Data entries
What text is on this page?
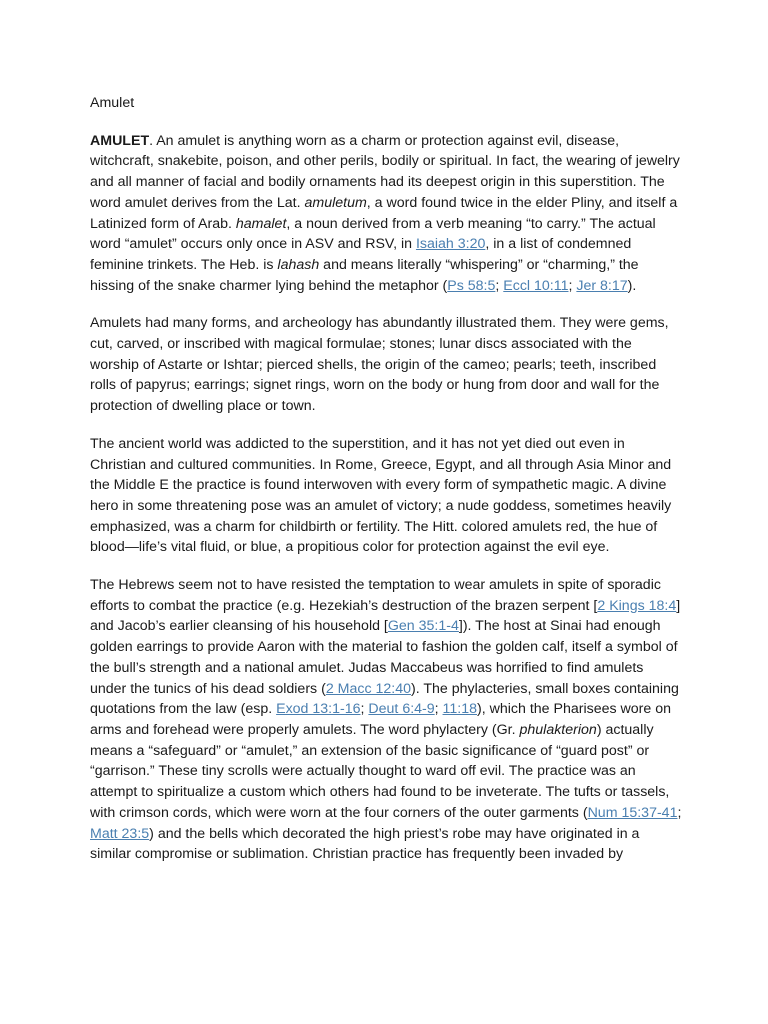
Amulet

AMULET. An amulet is anything worn as a charm or protection against evil, disease, witchcraft, snakebite, poison, and other perils, bodily or spiritual. In fact, the wearing of jewelry and all manner of facial and bodily ornaments had its deepest origin in this superstition. The word amulet derives from the Lat. amuletum, a word found twice in the elder Pliny, and itself a Latinized form of Arab. hamalet, a noun derived from a verb meaning “to carry.” The actual word “amulet” occurs only once in ASV and RSV, in Isaiah 3:20, in a list of condemned feminine trinkets. The Heb. is lahash and means literally “whispering” or “charming,” the hissing of the snake charmer lying behind the metaphor (Ps 58:5; Eccl 10:11; Jer 8:17).

Amulets had many forms, and archeology has abundantly illustrated them. They were gems, cut, carved, or inscribed with magical formulae; stones; lunar discs associated with the worship of Astarte or Ishtar; pierced shells, the origin of the cameo; pearls; teeth, inscribed rolls of papyrus; earrings; signet rings, worn on the body or hung from door and wall for the protection of dwelling place or town.

The ancient world was addicted to the superstition, and it has not yet died out even in Christian and cultured communities. In Rome, Greece, Egypt, and all through Asia Minor and the Middle E the practice is found interwoven with every form of sympathetic magic. A divine hero in some threatening pose was an amulet of victory; a nude goddess, sometimes heavily emphasized, was a charm for childbirth or fertility. The Hitt. colored amulets red, the hue of blood—life’s vital fluid, or blue, a propitious color for protection against the evil eye.

The Hebrews seem not to have resisted the temptation to wear amulets in spite of sporadic efforts to combat the practice (e.g. Hezekiah’s destruction of the brazen serpent [2 Kings 18:4] and Jacob’s earlier cleansing of his household [Gen 35:1-4]). The host at Sinai had enough golden earrings to provide Aaron with the material to fashion the golden calf, itself a symbol of the bull’s strength and a national amulet. Judas Maccabeus was horrified to find amulets under the tunics of his dead soldiers (2 Macc 12:40). The phylacteries, small boxes containing quotations from the law (esp. Exod 13:1-16; Deut 6:4-9; 11:18), which the Pharisees wore on arms and forehead were properly amulets. The word phylactery (Gr. phulakterion) actually means a “safeguard” or “amulet,” an extension of the basic significance of “guard post” or “garrison.” These tiny scrolls were actually thought to ward off evil. The practice was an attempt to spiritualize a custom which others had found to be inveterate. The tufts or tassels, with crimson cords, which were worn at the four corners of the outer garments (Num 15:37-41; Matt 23:5) and the bells which decorated the high priest’s robe may have originated in a similar compromise or sublimation. Christian practice has frequently been invaded by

▶ _What the task asks_: Pull out all lines containing the word "this" from the entries above.

▶ _Reply_:
What text is on this page?
AMULET. An amulet is anything worn as a charm or protection against evil, disease, witchcraft, snakebite, poison, and other perils, bodily or spiritual. In fact, the wearing of jewelry and all manner of facial and bodily ornaments had its deepest origin in this superstition. The word amulet derives from the Lat. amuletum, a word found twice in the elder Pliny, and itself a Latinized form of Arab. hamalet, a noun derived from a verb meaning “to carry.” The actual word “amulet” occurs only once in ASV and RSV, in Isaiah 3:20, in a list of condemned feminine trinkets. The Heb. is lahash and means literally “whispering” or “charming,” the hissing of the snake charmer lying behind the metaphor (Ps 58:5; Eccl 10:11; Jer 8:17).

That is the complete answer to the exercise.